Scan the data that follows and count the lines with the string "ANGULAR"; answer with the count alone.
-- Begin TASK INPUT --
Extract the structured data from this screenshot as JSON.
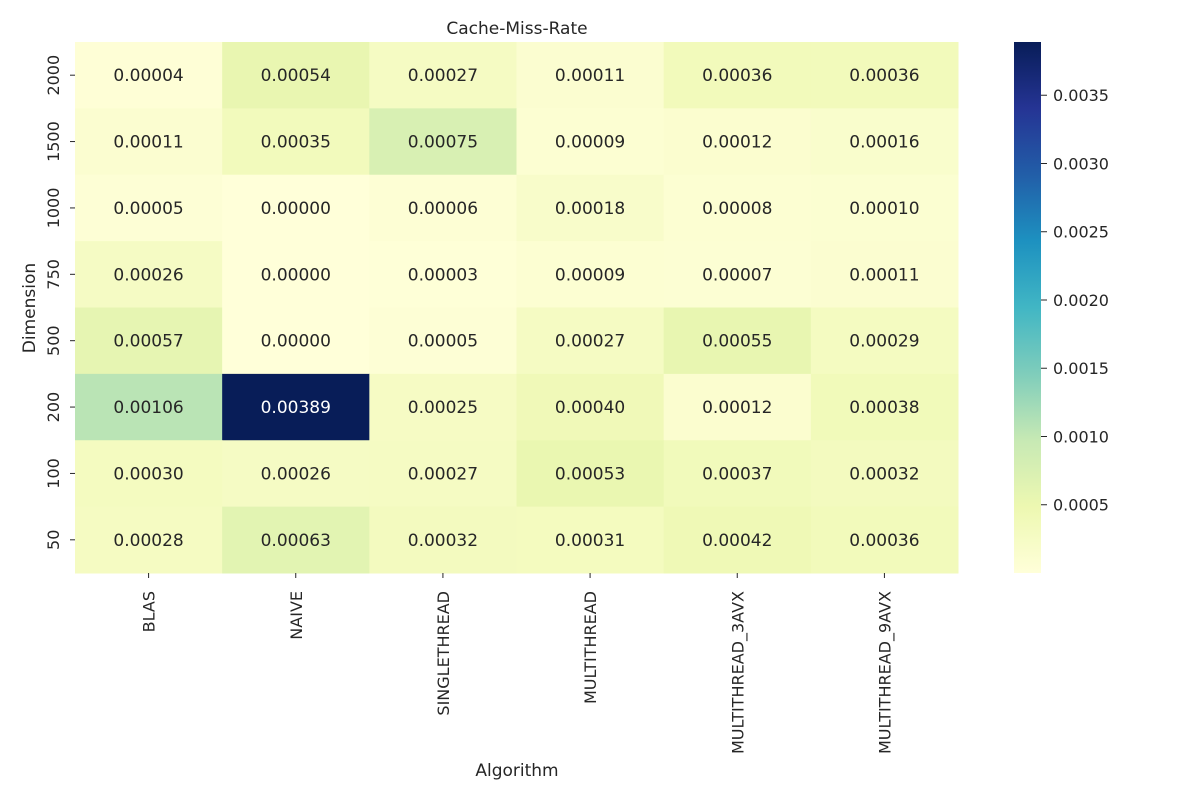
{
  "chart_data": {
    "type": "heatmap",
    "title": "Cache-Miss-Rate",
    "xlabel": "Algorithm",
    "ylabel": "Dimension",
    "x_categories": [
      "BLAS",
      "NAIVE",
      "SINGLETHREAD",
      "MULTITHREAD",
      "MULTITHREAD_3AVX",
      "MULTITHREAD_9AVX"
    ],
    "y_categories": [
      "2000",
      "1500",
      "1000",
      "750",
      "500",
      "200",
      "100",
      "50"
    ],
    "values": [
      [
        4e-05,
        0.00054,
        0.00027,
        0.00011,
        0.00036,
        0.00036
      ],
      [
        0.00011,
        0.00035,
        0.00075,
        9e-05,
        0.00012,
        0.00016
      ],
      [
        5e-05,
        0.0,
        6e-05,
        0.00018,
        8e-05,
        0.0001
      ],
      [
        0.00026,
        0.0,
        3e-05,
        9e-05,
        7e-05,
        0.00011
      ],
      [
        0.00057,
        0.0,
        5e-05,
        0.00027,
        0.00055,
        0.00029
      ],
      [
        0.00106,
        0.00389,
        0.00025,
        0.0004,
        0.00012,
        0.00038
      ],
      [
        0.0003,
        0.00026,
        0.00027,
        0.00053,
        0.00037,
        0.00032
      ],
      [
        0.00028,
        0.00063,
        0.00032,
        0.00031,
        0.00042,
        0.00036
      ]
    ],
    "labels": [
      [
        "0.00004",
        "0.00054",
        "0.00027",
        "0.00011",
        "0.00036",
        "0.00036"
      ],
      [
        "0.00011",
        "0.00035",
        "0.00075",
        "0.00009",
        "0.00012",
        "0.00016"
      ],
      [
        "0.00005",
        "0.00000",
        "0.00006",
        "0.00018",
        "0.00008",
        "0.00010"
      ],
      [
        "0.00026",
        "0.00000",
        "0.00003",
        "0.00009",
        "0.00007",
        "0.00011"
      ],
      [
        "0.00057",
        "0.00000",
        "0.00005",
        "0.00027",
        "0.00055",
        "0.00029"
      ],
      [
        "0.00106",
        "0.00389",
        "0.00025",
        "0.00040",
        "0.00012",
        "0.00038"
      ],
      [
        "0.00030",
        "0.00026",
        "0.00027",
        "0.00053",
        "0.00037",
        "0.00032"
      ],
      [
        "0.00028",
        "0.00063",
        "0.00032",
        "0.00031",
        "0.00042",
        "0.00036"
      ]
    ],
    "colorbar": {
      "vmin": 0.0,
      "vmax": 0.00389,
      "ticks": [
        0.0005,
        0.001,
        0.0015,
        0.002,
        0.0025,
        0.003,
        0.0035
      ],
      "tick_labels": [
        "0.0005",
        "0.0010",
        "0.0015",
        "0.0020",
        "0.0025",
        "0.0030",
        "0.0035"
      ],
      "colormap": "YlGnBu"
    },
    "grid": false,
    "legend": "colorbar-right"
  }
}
-- End TASK INPUT --
-- Begin TASK INPUT --
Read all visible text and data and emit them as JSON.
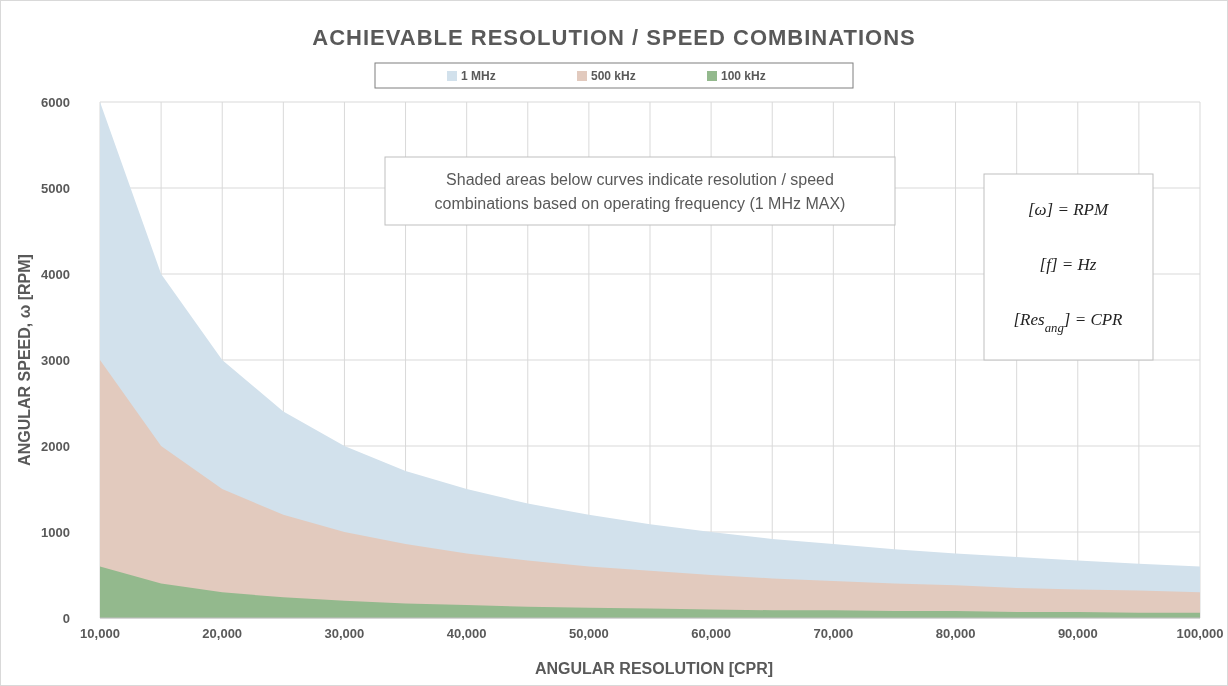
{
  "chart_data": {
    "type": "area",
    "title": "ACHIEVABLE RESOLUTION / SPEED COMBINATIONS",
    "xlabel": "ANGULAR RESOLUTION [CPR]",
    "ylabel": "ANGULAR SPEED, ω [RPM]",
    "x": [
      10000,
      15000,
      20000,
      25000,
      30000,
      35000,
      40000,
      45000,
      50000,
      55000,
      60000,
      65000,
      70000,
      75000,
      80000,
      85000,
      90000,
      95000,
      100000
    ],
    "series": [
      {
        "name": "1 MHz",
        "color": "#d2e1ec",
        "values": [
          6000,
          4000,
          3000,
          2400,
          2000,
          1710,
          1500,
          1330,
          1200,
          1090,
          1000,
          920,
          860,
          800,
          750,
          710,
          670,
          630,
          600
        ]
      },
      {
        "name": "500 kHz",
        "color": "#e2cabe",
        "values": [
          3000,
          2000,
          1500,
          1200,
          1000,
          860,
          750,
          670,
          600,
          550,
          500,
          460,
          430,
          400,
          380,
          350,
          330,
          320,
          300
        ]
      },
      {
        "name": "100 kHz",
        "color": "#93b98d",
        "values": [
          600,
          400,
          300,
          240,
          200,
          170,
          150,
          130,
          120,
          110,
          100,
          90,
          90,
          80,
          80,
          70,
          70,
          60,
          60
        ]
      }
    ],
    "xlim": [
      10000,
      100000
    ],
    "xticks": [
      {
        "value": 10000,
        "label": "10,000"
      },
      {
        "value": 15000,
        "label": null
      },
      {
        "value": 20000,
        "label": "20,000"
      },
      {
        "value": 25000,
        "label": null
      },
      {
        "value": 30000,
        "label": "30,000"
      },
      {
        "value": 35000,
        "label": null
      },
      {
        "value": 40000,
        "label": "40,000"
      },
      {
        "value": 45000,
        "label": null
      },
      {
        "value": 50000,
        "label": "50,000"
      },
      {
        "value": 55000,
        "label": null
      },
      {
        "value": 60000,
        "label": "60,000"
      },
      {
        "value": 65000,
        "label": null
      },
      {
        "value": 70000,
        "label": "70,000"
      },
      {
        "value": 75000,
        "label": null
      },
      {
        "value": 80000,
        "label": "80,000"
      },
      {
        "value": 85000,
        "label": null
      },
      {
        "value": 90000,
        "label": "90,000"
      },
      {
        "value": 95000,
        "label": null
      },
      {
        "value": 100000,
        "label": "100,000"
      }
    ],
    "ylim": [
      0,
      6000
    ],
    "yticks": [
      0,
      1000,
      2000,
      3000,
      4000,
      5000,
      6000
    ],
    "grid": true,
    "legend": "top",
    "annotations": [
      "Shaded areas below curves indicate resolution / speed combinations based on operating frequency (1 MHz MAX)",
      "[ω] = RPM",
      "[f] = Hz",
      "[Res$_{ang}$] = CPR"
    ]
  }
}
-- End TASK INPUT --
-- Begin TASK INPUT --
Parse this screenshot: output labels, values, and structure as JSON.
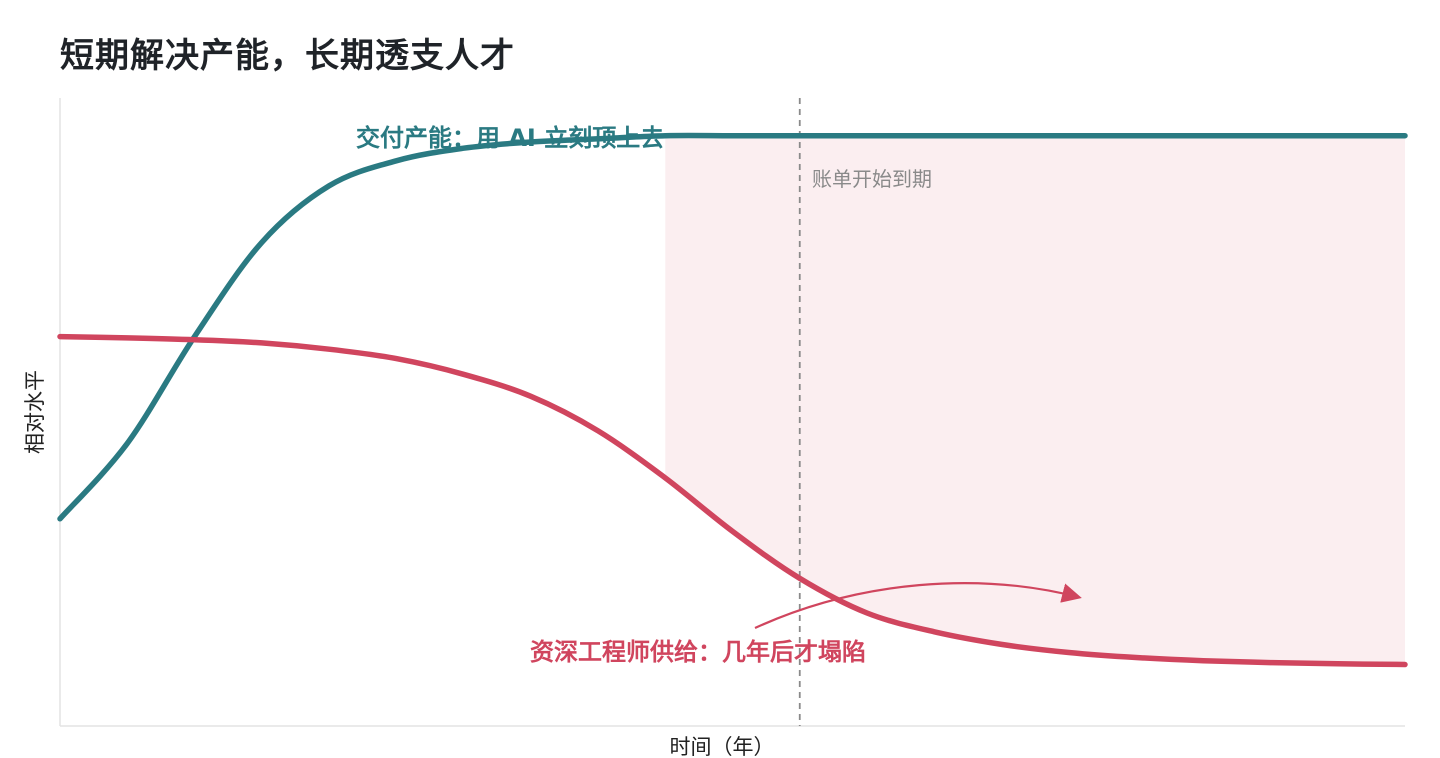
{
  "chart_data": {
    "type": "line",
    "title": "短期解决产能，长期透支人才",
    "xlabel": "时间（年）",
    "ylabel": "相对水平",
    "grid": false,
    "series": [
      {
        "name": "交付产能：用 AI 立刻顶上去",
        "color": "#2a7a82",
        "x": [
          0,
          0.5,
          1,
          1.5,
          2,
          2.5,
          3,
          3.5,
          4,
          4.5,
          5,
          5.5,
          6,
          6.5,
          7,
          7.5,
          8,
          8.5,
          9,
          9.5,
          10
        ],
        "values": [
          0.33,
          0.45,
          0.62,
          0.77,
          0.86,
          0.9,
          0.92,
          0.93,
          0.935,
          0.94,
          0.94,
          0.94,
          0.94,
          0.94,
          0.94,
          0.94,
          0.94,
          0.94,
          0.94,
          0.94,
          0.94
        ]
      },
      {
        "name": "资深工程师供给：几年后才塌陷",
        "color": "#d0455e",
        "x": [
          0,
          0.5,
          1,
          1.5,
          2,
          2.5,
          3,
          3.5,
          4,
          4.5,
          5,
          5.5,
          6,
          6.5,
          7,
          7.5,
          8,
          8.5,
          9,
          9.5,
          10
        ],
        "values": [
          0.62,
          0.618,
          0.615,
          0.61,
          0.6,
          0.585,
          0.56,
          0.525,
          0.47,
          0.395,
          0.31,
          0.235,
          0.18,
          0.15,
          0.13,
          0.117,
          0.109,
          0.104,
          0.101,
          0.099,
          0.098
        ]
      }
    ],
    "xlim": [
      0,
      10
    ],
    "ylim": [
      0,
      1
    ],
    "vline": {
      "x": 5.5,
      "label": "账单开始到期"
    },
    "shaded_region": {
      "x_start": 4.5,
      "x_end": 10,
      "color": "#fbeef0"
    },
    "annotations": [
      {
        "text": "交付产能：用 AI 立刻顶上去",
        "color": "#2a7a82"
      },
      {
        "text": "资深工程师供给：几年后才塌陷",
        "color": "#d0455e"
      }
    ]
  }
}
-- End TASK INPUT --
▸ **IN RESPONSE**
2